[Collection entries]
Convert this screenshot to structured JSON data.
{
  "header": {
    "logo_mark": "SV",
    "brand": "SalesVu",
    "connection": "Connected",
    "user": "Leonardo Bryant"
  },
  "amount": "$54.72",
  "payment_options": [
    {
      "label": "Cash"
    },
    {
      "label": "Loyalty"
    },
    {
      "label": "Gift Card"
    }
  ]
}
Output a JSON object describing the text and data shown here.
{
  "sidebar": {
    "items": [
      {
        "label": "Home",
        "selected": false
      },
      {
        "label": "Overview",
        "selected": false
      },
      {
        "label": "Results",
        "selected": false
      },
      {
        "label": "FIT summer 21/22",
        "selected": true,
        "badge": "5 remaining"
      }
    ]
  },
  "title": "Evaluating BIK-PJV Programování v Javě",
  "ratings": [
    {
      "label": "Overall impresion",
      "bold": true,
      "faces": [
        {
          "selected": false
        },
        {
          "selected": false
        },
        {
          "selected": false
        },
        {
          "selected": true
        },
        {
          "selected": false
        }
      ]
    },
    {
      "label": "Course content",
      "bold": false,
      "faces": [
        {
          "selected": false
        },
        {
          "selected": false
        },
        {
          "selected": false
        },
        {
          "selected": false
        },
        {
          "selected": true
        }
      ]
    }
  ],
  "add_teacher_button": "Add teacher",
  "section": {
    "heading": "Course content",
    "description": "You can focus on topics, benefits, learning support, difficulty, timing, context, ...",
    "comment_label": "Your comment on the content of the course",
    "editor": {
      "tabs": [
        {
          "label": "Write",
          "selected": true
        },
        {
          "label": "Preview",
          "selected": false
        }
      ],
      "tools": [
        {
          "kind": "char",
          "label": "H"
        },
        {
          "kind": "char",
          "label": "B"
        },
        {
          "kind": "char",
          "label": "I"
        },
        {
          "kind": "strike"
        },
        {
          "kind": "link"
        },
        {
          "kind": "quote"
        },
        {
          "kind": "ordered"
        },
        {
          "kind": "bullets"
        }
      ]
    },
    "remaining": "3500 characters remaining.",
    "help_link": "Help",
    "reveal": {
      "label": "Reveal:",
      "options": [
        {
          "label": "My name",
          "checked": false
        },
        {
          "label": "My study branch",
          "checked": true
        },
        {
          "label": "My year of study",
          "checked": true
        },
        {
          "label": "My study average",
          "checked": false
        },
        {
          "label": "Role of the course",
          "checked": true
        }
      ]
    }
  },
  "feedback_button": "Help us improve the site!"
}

_GOAL OF THE EXERCISE:_ The word "remaining" may appear on some lines of these records; state how many such lines there are, and nothing else.

_SOLUTION TO THIS PROBLEM:_ 2